== GOAL ==
Gather all lines from the material that contain the word "color".

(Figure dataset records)

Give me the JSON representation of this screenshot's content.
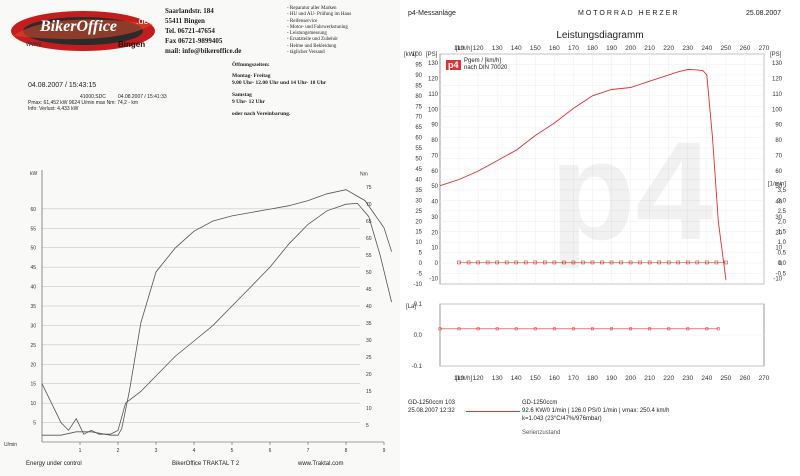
{
  "left": {
    "logo_text": "BikerOffice",
    "logo_domain": ".de",
    "logo_site": "www.",
    "logo_city": "Bingen",
    "address": [
      "Saarlandstr. 184",
      "55411 Bingen",
      "Tel. 06721-47654",
      "Fax 06721-9899405",
      "mail: info@bikeroffice.de"
    ],
    "services": [
      "- Reparatur aller Marken",
      "- HU und AU- Prüfung im Haus",
      "- Reifenservice",
      "- Motor- und Fahrwerkstuning",
      "- Leistungsmessung",
      "- Ersatzteile und Zubehör",
      "- Helme und Bekleidung",
      "- täglicher Versand"
    ],
    "hours_title": "Öffnungszeiten:",
    "hours": [
      "Montag- Freitag",
      "9.00 Uhr- 12.00 Uhr und 14 Uhr- 18 Uhr",
      "",
      "Samstag",
      "9 Uhr- 12 Uhr",
      "",
      "oder nach Vereinbarung."
    ],
    "date_header": "04.08.2007  /  15:43:15",
    "run_id": "41000.SDC",
    "run_date": "04.08.2007  /  15:41:33",
    "pmax_line": "Pmax: 61,452 kW    9624 U/min    max Nm: 74,2   - km",
    "info_line": "Info: Verlust: 4,433 kW",
    "footer_left": "Energy  under control",
    "footer_mid": "BikerOffice TRAKTAL  T 2",
    "footer_right": "www.Traktal.com"
  },
  "right": {
    "header_left": "p4-Messanlage",
    "header_mid": "MOTORRAD  HERZER",
    "header_right": "25.08.2007",
    "logo": "p4",
    "legend_line1": "Pgem / [km/h]",
    "legend_line2": "nach DIN 70020",
    "watermark": "p4",
    "footer": {
      "model": "GD-1250ccm 103",
      "datetime": "25.08.2007  12:32",
      "model2": "GD-1250ccm",
      "values": "92.6 KW/0 1/min  |  126.0 PS/0 1/min  |  vmax: 250.4 km/h",
      "k": "k=1.043 (23°C/47%/976mbar)",
      "status": "Serienzustand"
    }
  },
  "chart_data": [
    {
      "type": "line",
      "title": "",
      "xlabel": "U/min",
      "ylabel": "kW",
      "y2label": "Nm",
      "xlim": [
        0,
        9
      ],
      "ylim": [
        0,
        70
      ],
      "y2lim": [
        0,
        80
      ],
      "x_ticks": [
        1,
        2,
        3,
        4,
        5,
        6,
        7,
        8,
        9
      ],
      "y_ticks": [
        5,
        10,
        15,
        20,
        25,
        30,
        35,
        40,
        45,
        50,
        55,
        60
      ],
      "y2_ticks": [
        5,
        10,
        15,
        20,
        25,
        30,
        35,
        40,
        45,
        50,
        55,
        60,
        65,
        70,
        75
      ],
      "series": [
        {
          "values_x": [
            0,
            0.5,
            0.7,
            0.9,
            1.1,
            1.3,
            1.5,
            1.8,
            2.0,
            2.2,
            2.6,
            3.0,
            3.5,
            4.0,
            4.5,
            5.0,
            5.5,
            6.0,
            6.5,
            7.0,
            7.5,
            8.0,
            8.3,
            8.6,
            8.9,
            9.2
          ],
          "values_y": [
            15,
            5,
            3,
            6,
            2,
            3,
            2,
            2,
            3,
            10,
            13,
            17,
            22,
            26,
            30,
            35,
            40,
            45,
            51,
            56,
            59.5,
            61.2,
            61.4,
            58,
            48,
            36
          ]
        },
        {
          "values_x": [
            0,
            0.5,
            0.9,
            1.3,
            1.8,
            2.0,
            2.1,
            2.3,
            2.6,
            3.0,
            3.5,
            4.0,
            4.5,
            5.0,
            5.5,
            6.0,
            6.5,
            7.0,
            7.5,
            8.0,
            8.5,
            9.0,
            9.2
          ],
          "values_y": [
            2,
            2,
            3,
            3,
            2,
            2,
            4,
            15,
            35,
            50,
            57,
            62,
            65,
            66.5,
            67.5,
            68.5,
            69.5,
            71,
            73,
            74.2,
            71,
            63,
            56
          ]
        }
      ]
    },
    {
      "type": "line",
      "title": "Leistungsdiagramm",
      "xlabel": "[km/h]",
      "ylabel": "[kW]",
      "y2label": "[PS]",
      "xlim": [
        100,
        270
      ],
      "x_ticks": [
        110,
        120,
        130,
        140,
        150,
        160,
        170,
        180,
        190,
        200,
        210,
        220,
        230,
        240,
        250,
        260,
        270
      ],
      "ylim": [
        -10,
        100
      ],
      "y_ticks": [
        -10,
        -5,
        0,
        5,
        10,
        15,
        20,
        25,
        30,
        35,
        40,
        45,
        50,
        55,
        60,
        65,
        70,
        75,
        80,
        85,
        90,
        95,
        100
      ],
      "y2_ticks": [
        -10,
        0,
        10,
        20,
        30,
        40,
        50,
        60,
        70,
        80,
        90,
        100,
        110,
        120,
        130
      ],
      "y3label": "[1/min]",
      "y3_ticks": [
        -0.5,
        0,
        0.5,
        1.0,
        1.5,
        2.0,
        2.5,
        3.0,
        3.5
      ],
      "series": [
        {
          "name": "Pgem / [km/h]",
          "x": [
            100,
            110,
            120,
            130,
            140,
            150,
            160,
            170,
            180,
            190,
            200,
            210,
            220,
            225,
            230,
            235,
            238,
            240,
            243,
            246,
            250,
            250
          ],
          "y": [
            37,
            40,
            44,
            49,
            54,
            61,
            67,
            74,
            80,
            83,
            84,
            87,
            90,
            91.5,
            92.6,
            92.4,
            92.0,
            90,
            60,
            20,
            -8,
            -8
          ]
        },
        {
          "name": "",
          "x": [
            110,
            115,
            120,
            125,
            130,
            135,
            140,
            145,
            150,
            155,
            160,
            165,
            170,
            175,
            180,
            185,
            190,
            195,
            200,
            205,
            210,
            215,
            220,
            225,
            230,
            235,
            240,
            245,
            250
          ],
          "y": [
            0.3,
            0.3,
            0.3,
            0.3,
            0.3,
            0.3,
            0.3,
            0.3,
            0.3,
            0.3,
            0.3,
            0.3,
            0.3,
            0.3,
            0.3,
            0.3,
            0.3,
            0.3,
            0.3,
            0.3,
            0.3,
            0.3,
            0.3,
            0.3,
            0.3,
            0.3,
            0.3,
            0.3,
            0.3
          ]
        }
      ]
    },
    {
      "type": "line",
      "ylabel": "[La]",
      "xlabel": "[km/h]",
      "xlim": [
        100,
        270
      ],
      "ylim": [
        -0.1,
        0.1
      ],
      "y_ticks": [
        -0.1,
        0.0,
        0.1
      ],
      "x_ticks": [
        110,
        120,
        130,
        140,
        150,
        160,
        170,
        180,
        190,
        200,
        210,
        220,
        230,
        240,
        250,
        260,
        270
      ],
      "series": [
        {
          "name": "",
          "x": [
            100,
            110,
            120,
            130,
            140,
            150,
            160,
            170,
            180,
            190,
            200,
            210,
            220,
            230,
            240,
            246
          ],
          "y": [
            0.02,
            0.02,
            0.02,
            0.02,
            0.02,
            0.02,
            0.02,
            0.02,
            0.02,
            0.02,
            0.02,
            0.02,
            0.02,
            0.02,
            0.02,
            0.02
          ]
        }
      ]
    }
  ]
}
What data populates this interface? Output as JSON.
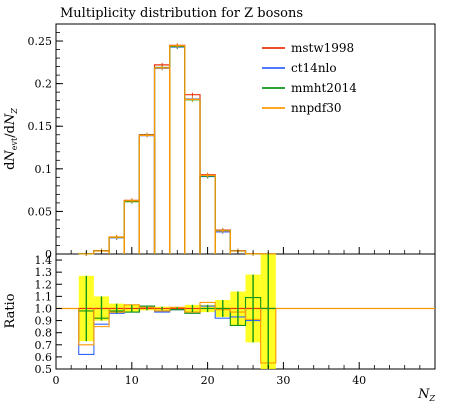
{
  "chart_data": {
    "type": "line",
    "title": "Multiplicity distribution for Z bosons",
    "ylabel_main": "dN_evt/dN_Z",
    "ylabel_ratio": "Ratio",
    "xlabel": "N_Z",
    "xlim": [
      0,
      50
    ],
    "ylim_main": [
      0,
      0.27
    ],
    "ylim_ratio": [
      0.5,
      1.45
    ],
    "x_ticks": [
      "0",
      "10",
      "20",
      "30",
      "40"
    ],
    "x_tick_values": [
      0,
      10,
      20,
      30,
      40
    ],
    "y_ticks_main": [
      "0",
      "0.05",
      "0.1",
      "0.15",
      "0.2",
      "0.25"
    ],
    "y_tick_values_main": [
      0,
      0.05,
      0.1,
      0.15,
      0.2,
      0.25
    ],
    "y_ticks_ratio": [
      "0.5",
      "0.6",
      "0.7",
      "0.8",
      "0.9",
      "1.0",
      "1.1",
      "1.2",
      "1.3",
      "1.4"
    ],
    "y_tick_values_ratio": [
      0.5,
      0.6,
      0.7,
      0.8,
      0.9,
      1.0,
      1.1,
      1.2,
      1.3,
      1.4
    ],
    "legend_position": "top-right",
    "bin_edges": [
      3,
      5,
      7,
      9,
      11,
      13,
      15,
      17,
      19,
      21,
      23,
      25,
      27,
      29
    ],
    "reference_band": {
      "color": "#ffff00",
      "ratio_low": [
        0.73,
        0.9,
        0.96,
        0.97,
        0.985,
        0.985,
        0.99,
        0.97,
        0.97,
        0.93,
        0.86,
        0.72,
        0.5
      ],
      "ratio_high": [
        1.27,
        1.1,
        1.04,
        1.03,
        1.015,
        1.015,
        1.01,
        1.03,
        1.03,
        1.07,
        1.14,
        1.28,
        1.45
      ]
    },
    "series": [
      {
        "name": "mstw1998",
        "color": "#ee3311",
        "values": [
          0.0003,
          0.004,
          0.02,
          0.063,
          0.14,
          0.222,
          0.245,
          0.187,
          0.093,
          0.028,
          0.004,
          0.0003,
          0.0001
        ],
        "ratio": [
          1.0,
          1.0,
          1.0,
          1.0,
          1.0,
          1.0,
          1.0,
          1.0,
          1.0,
          1.0,
          1.0,
          1.0,
          1.0
        ]
      },
      {
        "name": "ct14nlo",
        "color": "#3366ff",
        "values": [
          0.0002,
          0.0036,
          0.019,
          0.062,
          0.139,
          0.218,
          0.243,
          0.182,
          0.091,
          0.026,
          0.0037,
          0.0003,
          0.0001
        ],
        "ratio": [
          0.62,
          0.87,
          0.96,
          0.97,
          1.01,
          0.97,
          0.99,
          0.97,
          1.02,
          0.92,
          0.93,
          0.9,
          1.0
        ]
      },
      {
        "name": "mmht2014",
        "color": "#109618",
        "values": [
          0.0003,
          0.0037,
          0.0195,
          0.0615,
          0.1395,
          0.219,
          0.2435,
          0.181,
          0.0915,
          0.0275,
          0.0035,
          0.0003,
          0.0001
        ],
        "ratio": [
          0.98,
          0.92,
          0.98,
          0.97,
          1.02,
          0.98,
          0.99,
          0.96,
          1.0,
          1.0,
          0.86,
          1.09,
          1.0
        ]
      },
      {
        "name": "nnpdf30",
        "color": "#ff9900",
        "values": [
          0.0002,
          0.0035,
          0.0198,
          0.0625,
          0.1392,
          0.2185,
          0.2445,
          0.1815,
          0.0922,
          0.0272,
          0.0036,
          0.0003,
          0.0001
        ],
        "ratio": [
          0.7,
          0.85,
          0.97,
          1.03,
          1.01,
          0.98,
          1.01,
          0.97,
          1.05,
          0.99,
          0.97,
          0.91,
          0.55
        ]
      }
    ]
  }
}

== WORKED ANSWER ==
      "color": "#ffff00",
        "color": "#ee3311",
        "color": "#3366ff",
        "color": "#109618",
        "color": "#ff9900",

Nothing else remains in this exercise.